» **Work required**
For this task, extract exactly the lines of the data below, from the line containing "Give me the JSON representation of this chart's" through the last one, with pictures left out.

*** Data shown

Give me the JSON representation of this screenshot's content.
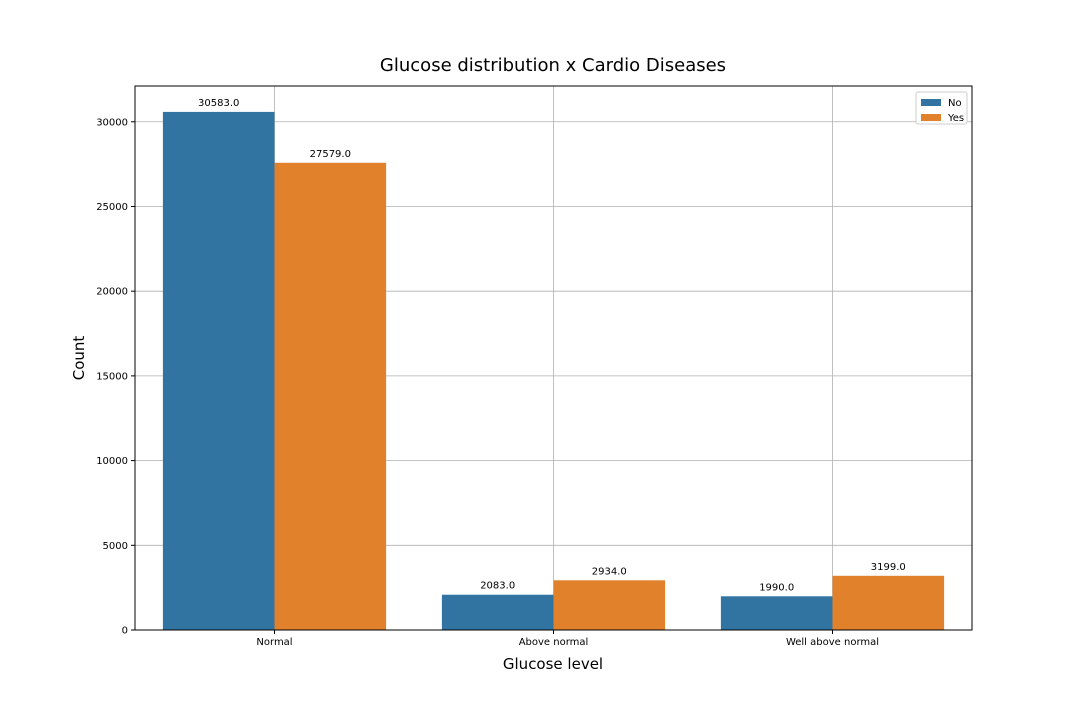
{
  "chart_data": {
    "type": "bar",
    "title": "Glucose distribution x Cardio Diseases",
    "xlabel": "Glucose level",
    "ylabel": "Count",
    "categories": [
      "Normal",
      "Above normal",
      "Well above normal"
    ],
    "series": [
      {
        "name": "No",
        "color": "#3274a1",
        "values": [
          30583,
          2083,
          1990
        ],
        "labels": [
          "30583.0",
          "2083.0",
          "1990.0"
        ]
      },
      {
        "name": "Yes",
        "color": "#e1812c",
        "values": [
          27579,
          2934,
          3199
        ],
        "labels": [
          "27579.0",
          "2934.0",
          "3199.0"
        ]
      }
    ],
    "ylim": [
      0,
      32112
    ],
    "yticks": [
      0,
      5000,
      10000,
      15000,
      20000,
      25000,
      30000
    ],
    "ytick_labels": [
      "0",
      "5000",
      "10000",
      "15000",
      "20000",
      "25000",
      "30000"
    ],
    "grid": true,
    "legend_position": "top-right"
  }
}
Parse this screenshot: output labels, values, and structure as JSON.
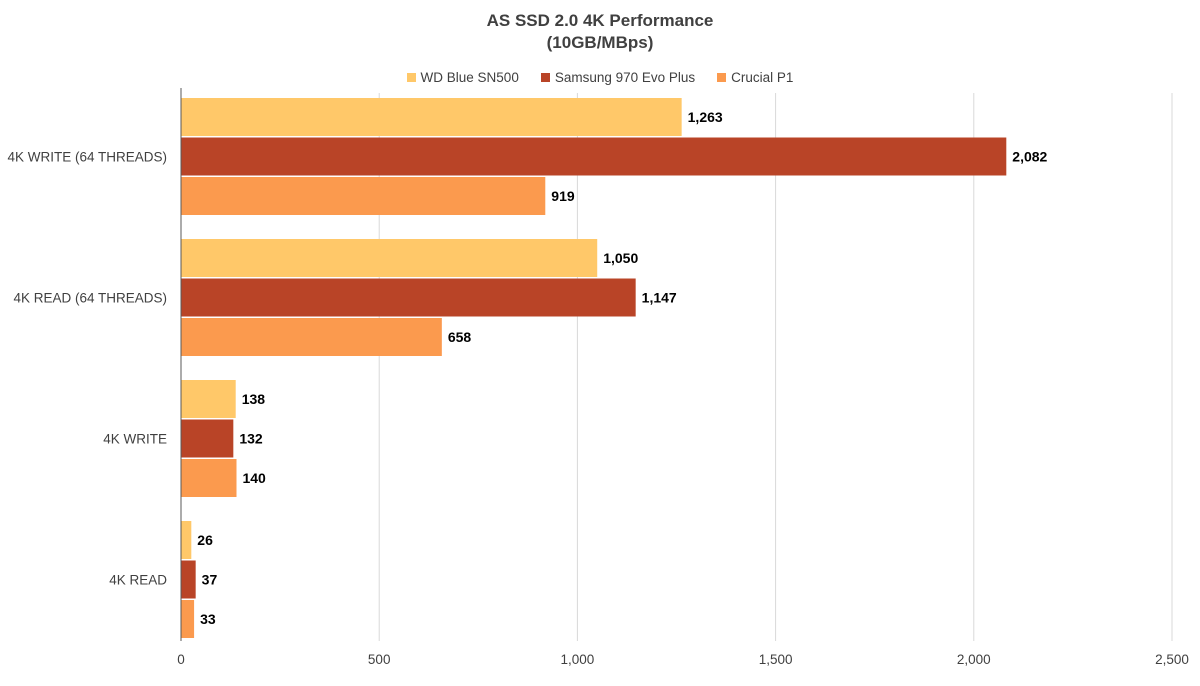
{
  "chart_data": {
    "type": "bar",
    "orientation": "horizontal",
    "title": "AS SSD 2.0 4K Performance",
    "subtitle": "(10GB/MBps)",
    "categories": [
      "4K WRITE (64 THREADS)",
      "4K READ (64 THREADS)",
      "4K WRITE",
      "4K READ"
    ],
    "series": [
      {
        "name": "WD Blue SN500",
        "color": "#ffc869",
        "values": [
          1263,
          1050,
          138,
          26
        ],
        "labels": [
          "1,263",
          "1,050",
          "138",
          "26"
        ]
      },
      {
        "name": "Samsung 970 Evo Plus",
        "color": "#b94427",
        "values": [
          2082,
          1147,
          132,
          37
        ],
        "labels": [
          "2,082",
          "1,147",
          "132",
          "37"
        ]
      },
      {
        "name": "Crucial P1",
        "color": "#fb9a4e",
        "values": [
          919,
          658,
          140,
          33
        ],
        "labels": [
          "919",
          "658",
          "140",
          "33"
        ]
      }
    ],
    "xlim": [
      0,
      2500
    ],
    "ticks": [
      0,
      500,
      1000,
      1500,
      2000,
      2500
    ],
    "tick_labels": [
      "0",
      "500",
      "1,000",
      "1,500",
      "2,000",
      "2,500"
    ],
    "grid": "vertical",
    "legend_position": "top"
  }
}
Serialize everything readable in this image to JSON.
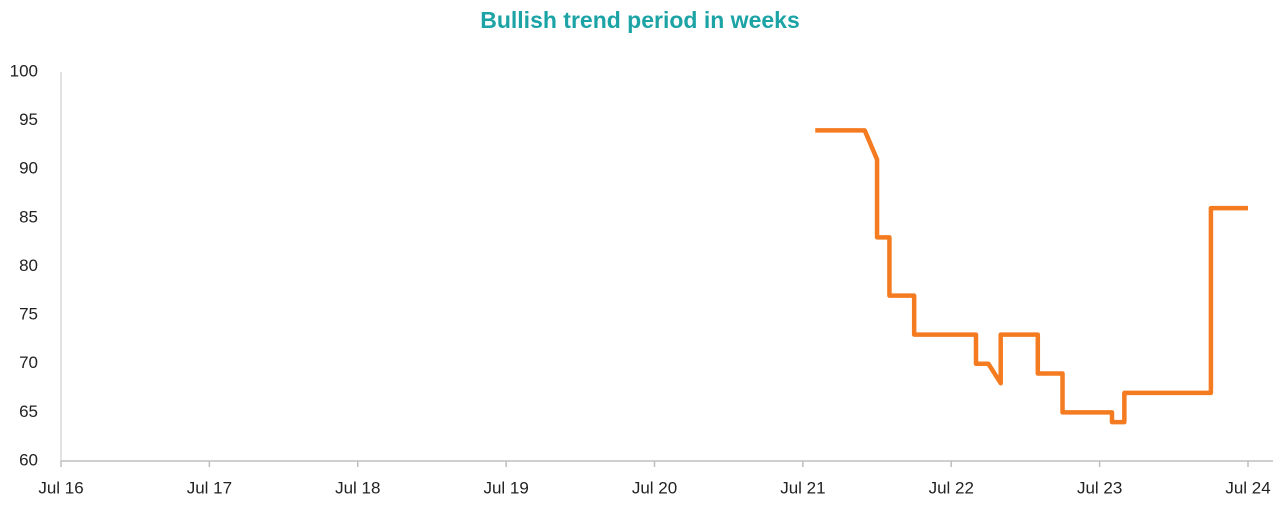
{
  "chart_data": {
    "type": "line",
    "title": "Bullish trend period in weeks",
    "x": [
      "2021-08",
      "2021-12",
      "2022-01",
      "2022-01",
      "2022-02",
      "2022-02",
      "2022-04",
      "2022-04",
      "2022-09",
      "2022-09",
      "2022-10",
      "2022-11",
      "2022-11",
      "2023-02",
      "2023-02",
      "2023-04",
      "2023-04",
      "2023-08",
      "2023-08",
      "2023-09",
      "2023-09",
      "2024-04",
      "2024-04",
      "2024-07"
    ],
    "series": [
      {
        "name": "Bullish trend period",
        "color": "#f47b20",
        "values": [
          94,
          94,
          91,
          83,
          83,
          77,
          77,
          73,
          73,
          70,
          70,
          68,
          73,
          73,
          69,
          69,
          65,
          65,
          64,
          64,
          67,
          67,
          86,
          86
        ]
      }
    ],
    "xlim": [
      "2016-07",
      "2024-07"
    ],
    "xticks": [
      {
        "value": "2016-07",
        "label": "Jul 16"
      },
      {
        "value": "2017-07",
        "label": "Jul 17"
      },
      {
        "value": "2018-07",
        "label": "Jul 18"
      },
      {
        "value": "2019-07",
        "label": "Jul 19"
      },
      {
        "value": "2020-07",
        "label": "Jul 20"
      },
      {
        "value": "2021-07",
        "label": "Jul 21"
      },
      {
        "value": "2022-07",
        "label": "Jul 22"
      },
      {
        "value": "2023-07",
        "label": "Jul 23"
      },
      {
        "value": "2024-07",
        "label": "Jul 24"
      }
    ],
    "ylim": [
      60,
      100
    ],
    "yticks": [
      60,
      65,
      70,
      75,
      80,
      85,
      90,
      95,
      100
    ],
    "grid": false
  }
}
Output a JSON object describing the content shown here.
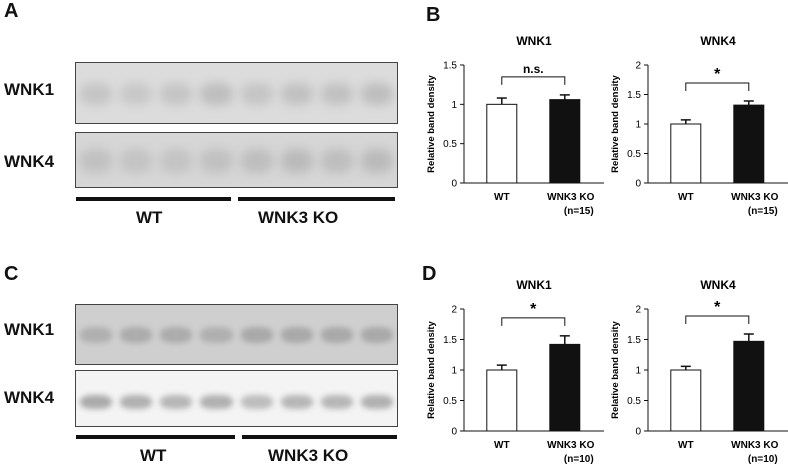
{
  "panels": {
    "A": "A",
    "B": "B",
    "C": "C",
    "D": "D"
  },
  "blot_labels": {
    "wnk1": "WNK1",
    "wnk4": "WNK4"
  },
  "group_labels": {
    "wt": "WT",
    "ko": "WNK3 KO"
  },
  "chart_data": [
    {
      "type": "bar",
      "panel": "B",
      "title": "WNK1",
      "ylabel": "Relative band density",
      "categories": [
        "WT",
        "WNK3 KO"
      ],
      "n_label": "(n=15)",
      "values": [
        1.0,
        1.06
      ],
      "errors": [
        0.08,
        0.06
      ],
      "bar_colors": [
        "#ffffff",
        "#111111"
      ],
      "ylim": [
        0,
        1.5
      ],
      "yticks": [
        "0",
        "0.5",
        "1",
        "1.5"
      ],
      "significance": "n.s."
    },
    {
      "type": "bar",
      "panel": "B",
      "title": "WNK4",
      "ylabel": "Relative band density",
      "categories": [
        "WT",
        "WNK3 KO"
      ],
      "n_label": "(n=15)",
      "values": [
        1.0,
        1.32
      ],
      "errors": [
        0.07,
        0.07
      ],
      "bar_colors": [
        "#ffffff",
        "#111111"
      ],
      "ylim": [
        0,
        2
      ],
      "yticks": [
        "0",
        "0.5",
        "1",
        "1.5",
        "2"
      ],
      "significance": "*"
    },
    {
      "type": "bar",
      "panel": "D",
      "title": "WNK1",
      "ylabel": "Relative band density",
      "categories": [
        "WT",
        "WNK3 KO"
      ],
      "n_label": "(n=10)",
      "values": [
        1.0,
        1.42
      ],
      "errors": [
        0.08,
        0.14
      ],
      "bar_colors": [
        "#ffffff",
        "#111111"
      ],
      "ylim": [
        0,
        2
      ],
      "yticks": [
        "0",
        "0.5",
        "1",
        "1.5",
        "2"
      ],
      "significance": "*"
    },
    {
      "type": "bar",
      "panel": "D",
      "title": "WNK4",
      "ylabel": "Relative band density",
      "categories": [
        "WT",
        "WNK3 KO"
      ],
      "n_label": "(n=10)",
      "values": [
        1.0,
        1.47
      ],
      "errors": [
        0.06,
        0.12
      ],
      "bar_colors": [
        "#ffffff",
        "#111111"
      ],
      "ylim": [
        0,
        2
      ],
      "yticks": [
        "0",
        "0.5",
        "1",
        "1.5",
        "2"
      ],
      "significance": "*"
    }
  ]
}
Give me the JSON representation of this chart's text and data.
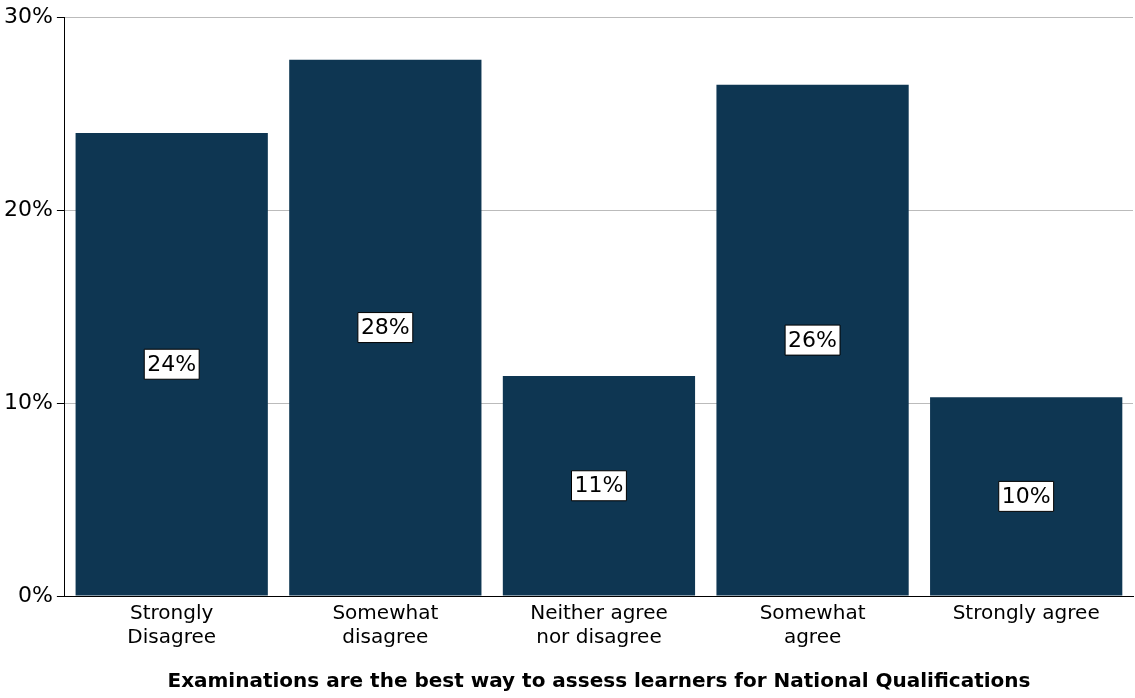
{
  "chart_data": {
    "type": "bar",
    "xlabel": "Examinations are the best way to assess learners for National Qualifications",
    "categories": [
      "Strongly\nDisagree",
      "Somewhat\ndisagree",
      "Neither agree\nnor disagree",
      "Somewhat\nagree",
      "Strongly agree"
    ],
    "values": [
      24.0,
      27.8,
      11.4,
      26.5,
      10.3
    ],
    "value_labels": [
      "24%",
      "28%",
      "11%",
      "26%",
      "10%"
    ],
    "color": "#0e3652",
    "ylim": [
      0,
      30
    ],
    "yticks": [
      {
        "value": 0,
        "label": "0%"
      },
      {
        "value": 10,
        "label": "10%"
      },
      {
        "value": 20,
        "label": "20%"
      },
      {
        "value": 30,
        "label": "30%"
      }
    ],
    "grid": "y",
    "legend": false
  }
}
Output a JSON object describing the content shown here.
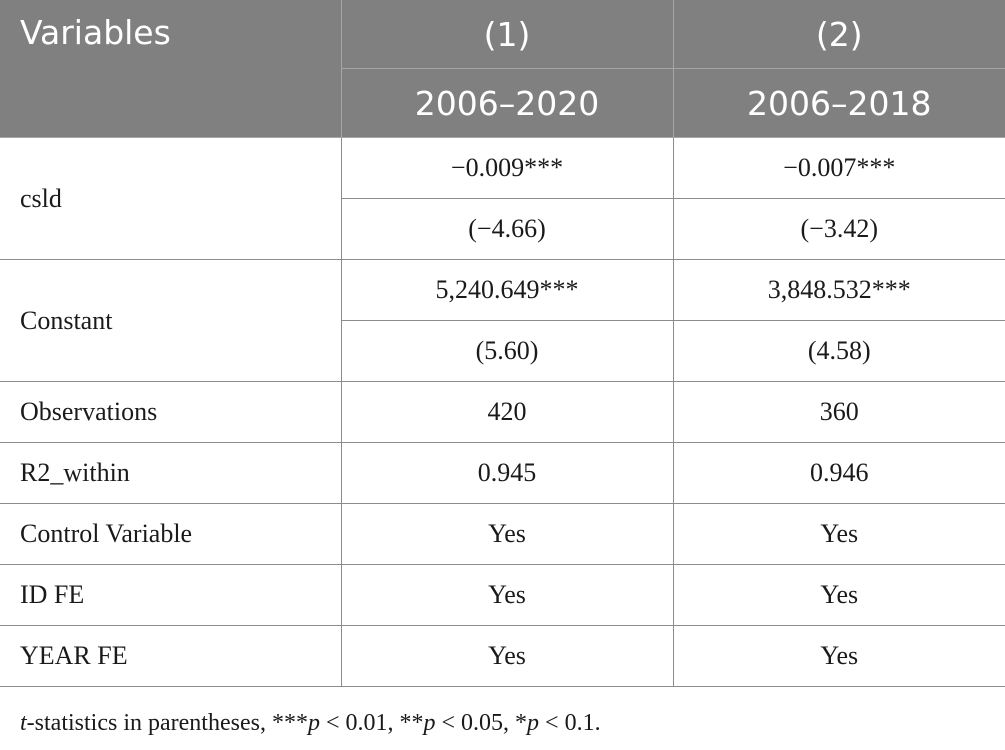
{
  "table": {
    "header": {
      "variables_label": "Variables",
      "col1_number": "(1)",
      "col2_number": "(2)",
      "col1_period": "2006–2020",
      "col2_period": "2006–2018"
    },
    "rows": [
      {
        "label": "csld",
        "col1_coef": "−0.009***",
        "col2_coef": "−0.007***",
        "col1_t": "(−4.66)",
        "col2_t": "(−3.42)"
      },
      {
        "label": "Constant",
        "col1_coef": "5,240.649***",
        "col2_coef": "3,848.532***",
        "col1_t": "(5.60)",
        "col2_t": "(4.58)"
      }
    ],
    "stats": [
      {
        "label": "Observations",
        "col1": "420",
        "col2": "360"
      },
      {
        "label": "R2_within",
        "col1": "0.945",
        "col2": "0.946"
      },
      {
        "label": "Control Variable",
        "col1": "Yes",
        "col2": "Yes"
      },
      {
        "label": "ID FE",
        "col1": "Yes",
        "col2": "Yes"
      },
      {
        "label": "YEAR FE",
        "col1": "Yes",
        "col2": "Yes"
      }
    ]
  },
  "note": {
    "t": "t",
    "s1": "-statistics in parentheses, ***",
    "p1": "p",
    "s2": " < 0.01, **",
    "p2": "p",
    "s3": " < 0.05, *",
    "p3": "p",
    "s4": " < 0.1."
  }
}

******

» **Output of the exercise**
Give me the JSON representation of this chart's text and data.
{
  "chart_data": {
    "type": "bar",
    "xlabel": "Examinations are the best way to assess learners for National Qualifications",
    "categories": [
      "Strongly\nDisagree",
      "Somewhat\ndisagree",
      "Neither agree\nnor disagree",
      "Somewhat\nagree",
      "Strongly agree"
    ],
    "values": [
      24.0,
      27.8,
      11.4,
      26.5,
      10.3
    ],
    "value_labels": [
      "24%",
      "28%",
      "11%",
      "26%",
      "10%"
    ],
    "color": "#0e3652",
    "ylim": [
      0,
      30
    ],
    "yticks": [
      {
        "value": 0,
        "label": "0%"
      },
      {
        "value": 10,
        "label": "10%"
      },
      {
        "value": 20,
        "label": "20%"
      },
      {
        "value": 30,
        "label": "30%"
      }
    ],
    "grid": "y",
    "legend": false
  }
}
Output a JSON object describing the content shown here.
{
  "table": {
    "header": {
      "variables_label": "Variables",
      "col1_number": "(1)",
      "col2_number": "(2)",
      "col1_period": "2006–2020",
      "col2_period": "2006–2018"
    },
    "rows": [
      {
        "label": "csld",
        "col1_coef": "−0.009***",
        "col2_coef": "−0.007***",
        "col1_t": "(−4.66)",
        "col2_t": "(−3.42)"
      },
      {
        "label": "Constant",
        "col1_coef": "5,240.649***",
        "col2_coef": "3,848.532***",
        "col1_t": "(5.60)",
        "col2_t": "(4.58)"
      }
    ],
    "stats": [
      {
        "label": "Observations",
        "col1": "420",
        "col2": "360"
      },
      {
        "label": "R2_within",
        "col1": "0.945",
        "col2": "0.946"
      },
      {
        "label": "Control Variable",
        "col1": "Yes",
        "col2": "Yes"
      },
      {
        "label": "ID FE",
        "col1": "Yes",
        "col2": "Yes"
      },
      {
        "label": "YEAR FE",
        "col1": "Yes",
        "col2": "Yes"
      }
    ]
  },
  "note": {
    "t": "t",
    "s1": "-statistics in parentheses, ***",
    "p1": "p",
    "s2": " < 0.01, **",
    "p2": "p",
    "s3": " < 0.05, *",
    "p3": "p",
    "s4": " < 0.1."
  }
}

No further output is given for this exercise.